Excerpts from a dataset
◆ ◆ ◆

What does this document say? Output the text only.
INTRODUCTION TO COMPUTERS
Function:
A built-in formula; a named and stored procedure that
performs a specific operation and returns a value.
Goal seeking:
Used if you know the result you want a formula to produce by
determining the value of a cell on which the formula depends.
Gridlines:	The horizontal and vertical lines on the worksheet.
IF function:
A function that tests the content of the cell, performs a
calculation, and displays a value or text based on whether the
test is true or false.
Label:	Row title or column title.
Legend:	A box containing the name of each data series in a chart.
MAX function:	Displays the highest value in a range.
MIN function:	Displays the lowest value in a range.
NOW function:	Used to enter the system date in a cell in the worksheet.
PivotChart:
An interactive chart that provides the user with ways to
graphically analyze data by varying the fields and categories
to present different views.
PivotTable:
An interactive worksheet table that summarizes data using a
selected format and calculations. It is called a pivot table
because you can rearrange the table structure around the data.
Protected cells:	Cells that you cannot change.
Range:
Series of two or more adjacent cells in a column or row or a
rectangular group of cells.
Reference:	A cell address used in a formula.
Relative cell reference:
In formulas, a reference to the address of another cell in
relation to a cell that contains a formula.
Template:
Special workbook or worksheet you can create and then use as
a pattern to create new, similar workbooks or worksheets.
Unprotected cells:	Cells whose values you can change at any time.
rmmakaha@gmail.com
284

◆ ◆ ◆

:: GOAL OF THE EXERCISE ::
Could you type out every entry again exactly as it stands?

:: TASK RESPONSE ::
What does this document say? Output the text only.
INTRODUCTION TO COMPUTERS
Function:
A built-in formula; a named and stored procedure that
performs a specific operation and returns a value.
Goal seeking:
Used if you know the result you want a formula to produce by
determining the value of a cell on which the formula depends.
Gridlines:	The horizontal and vertical lines on the worksheet.
IF function:
A function that tests the content of the cell, performs a
calculation, and displays a value or text based on whether the
test is true or false.
Label:	Row title or column title.
Legend:	A box containing the name of each data series in a chart.
MAX function:	Displays the highest value in a range.
MIN function:	Displays the lowest value in a range.
NOW function:	Used to enter the system date in a cell in the worksheet.
PivotChart:
An interactive chart that provides the user with ways to
graphically analyze data by varying the fields and categories
to present different views.
PivotTable:
An interactive worksheet table that summarizes data using a
selected format and calculations. It is called a pivot table
because you can rearrange the table structure around the data.
Protected cells:	Cells that you cannot change.
Range:
Series of two or more adjacent cells in a column or row or a
rectangular group of cells.
Reference:	A cell address used in a formula.
Relative cell reference:
In formulas, a reference to the address of another cell in
relation to a cell that contains a formula.
Template:
Special workbook or worksheet you can create and then use as
a pattern to create new, similar workbooks or worksheets.
Unprotected cells:	Cells whose values you can change at any time.
rmmakaha@gmail.com
284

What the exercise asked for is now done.